(Collection entries)
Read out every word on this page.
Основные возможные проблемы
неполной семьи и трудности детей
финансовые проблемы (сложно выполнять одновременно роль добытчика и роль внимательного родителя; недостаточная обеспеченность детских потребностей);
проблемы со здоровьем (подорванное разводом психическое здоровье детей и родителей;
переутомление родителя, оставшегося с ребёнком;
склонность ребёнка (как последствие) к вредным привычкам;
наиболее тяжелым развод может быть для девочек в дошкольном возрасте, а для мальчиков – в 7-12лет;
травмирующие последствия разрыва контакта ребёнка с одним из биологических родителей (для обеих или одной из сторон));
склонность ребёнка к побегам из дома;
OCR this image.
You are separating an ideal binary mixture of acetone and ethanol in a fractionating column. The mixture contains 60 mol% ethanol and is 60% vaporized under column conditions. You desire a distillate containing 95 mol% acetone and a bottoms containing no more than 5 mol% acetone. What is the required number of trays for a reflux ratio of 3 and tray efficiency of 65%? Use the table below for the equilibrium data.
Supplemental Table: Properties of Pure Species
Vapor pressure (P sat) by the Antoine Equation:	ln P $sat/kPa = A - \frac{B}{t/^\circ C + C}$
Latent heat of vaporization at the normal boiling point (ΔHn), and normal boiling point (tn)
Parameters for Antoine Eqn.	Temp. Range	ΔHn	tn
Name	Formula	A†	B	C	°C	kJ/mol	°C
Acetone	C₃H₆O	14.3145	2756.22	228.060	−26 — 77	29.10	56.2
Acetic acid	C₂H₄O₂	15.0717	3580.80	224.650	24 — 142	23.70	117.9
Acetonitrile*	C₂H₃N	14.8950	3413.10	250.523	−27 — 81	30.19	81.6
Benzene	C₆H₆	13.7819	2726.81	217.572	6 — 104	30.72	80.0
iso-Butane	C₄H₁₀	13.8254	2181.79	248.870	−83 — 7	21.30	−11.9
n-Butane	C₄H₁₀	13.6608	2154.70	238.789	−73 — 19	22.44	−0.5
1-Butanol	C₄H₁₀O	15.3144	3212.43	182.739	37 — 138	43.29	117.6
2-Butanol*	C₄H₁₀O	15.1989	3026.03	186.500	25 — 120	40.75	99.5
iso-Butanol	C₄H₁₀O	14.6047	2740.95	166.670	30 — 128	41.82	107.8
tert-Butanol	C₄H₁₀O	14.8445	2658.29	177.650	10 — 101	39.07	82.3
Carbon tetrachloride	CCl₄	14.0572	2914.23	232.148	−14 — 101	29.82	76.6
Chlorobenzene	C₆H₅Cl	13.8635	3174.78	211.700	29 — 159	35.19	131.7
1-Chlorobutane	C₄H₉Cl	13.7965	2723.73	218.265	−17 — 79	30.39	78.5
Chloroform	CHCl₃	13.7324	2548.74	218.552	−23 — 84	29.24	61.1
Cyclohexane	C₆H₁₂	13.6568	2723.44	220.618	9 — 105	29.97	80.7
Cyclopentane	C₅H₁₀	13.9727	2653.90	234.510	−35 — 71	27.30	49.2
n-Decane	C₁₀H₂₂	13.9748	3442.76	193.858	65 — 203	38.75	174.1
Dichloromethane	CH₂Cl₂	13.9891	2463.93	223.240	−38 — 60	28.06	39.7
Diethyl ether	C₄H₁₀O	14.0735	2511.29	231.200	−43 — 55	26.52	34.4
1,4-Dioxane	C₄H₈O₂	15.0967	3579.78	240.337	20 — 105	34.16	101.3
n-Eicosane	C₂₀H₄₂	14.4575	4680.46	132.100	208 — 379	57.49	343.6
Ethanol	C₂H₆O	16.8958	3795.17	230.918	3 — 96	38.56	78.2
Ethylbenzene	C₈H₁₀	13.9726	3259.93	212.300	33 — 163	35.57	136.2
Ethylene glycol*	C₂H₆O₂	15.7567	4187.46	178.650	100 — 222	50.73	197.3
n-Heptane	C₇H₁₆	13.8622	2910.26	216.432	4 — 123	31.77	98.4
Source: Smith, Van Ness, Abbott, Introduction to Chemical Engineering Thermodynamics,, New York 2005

(Exercise) Spot every line that holds "Antoine" and copy it.

(Answer for this exercise)
Vapor pressure (P sat) by the Antoine Equation:	ln P $sat/kPa = A - \frac{B}{t/^\circ C + C}$
Parameters for Antoine Eqn.	Temp. Range	ΔHn	tn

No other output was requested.